Given task:
Lift out each line of the data that holds "text".

[Records contained in a dataset]
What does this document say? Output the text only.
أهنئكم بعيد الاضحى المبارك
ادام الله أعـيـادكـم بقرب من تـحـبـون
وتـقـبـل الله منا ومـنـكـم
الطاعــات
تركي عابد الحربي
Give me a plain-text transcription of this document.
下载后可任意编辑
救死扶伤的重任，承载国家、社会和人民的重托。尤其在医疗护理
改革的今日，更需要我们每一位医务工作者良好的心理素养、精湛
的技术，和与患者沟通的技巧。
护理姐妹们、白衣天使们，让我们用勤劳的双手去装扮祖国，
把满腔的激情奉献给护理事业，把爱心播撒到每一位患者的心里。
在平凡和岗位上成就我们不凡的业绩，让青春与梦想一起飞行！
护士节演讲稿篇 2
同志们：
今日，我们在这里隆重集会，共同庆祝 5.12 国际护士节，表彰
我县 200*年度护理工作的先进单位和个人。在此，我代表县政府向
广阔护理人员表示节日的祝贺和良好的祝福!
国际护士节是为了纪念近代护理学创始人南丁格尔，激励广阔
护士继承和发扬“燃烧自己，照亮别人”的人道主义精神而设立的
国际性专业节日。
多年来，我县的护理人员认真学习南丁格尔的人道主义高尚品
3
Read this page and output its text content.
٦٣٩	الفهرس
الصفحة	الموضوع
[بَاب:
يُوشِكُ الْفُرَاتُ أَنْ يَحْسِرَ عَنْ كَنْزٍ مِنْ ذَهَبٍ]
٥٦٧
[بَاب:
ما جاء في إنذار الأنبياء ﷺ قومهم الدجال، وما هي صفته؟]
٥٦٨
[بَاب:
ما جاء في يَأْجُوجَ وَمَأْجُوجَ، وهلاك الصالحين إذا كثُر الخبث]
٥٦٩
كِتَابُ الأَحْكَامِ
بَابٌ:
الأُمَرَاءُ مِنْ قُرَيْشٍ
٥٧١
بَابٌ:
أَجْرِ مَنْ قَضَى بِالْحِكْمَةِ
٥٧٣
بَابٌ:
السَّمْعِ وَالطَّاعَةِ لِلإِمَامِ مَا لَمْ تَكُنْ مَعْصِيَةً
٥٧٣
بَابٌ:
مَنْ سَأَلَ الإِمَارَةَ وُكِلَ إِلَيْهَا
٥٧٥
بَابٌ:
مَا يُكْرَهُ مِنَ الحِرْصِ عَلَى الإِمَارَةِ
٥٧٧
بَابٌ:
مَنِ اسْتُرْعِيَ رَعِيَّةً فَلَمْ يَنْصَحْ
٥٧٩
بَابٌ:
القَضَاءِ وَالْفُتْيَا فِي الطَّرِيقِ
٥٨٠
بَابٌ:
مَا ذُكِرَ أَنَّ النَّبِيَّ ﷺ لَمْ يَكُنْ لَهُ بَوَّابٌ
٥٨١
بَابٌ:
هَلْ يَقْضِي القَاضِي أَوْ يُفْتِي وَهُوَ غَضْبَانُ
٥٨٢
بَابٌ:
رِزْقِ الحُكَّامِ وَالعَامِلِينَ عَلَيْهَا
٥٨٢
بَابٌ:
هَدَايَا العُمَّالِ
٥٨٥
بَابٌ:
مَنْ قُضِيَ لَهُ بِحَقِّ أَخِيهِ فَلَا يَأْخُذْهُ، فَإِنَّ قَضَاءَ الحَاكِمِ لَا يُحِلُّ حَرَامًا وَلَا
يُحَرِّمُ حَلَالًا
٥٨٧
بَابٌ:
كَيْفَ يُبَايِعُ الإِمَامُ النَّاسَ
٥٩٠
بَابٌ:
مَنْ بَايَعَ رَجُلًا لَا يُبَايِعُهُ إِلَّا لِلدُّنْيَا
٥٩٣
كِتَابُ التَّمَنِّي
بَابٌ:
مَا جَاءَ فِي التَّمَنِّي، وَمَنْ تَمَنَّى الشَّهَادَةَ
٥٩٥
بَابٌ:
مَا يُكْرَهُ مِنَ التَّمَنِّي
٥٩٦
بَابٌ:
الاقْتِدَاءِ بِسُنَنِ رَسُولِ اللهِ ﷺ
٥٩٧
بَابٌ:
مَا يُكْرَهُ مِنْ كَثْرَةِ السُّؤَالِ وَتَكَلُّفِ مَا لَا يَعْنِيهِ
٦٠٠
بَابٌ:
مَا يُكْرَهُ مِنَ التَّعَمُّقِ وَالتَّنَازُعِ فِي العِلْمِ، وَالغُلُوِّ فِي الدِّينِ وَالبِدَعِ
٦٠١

Full response:
What does this document say? Output the text only.
Give me a plain-text transcription of this document.
Read this page and output its text content.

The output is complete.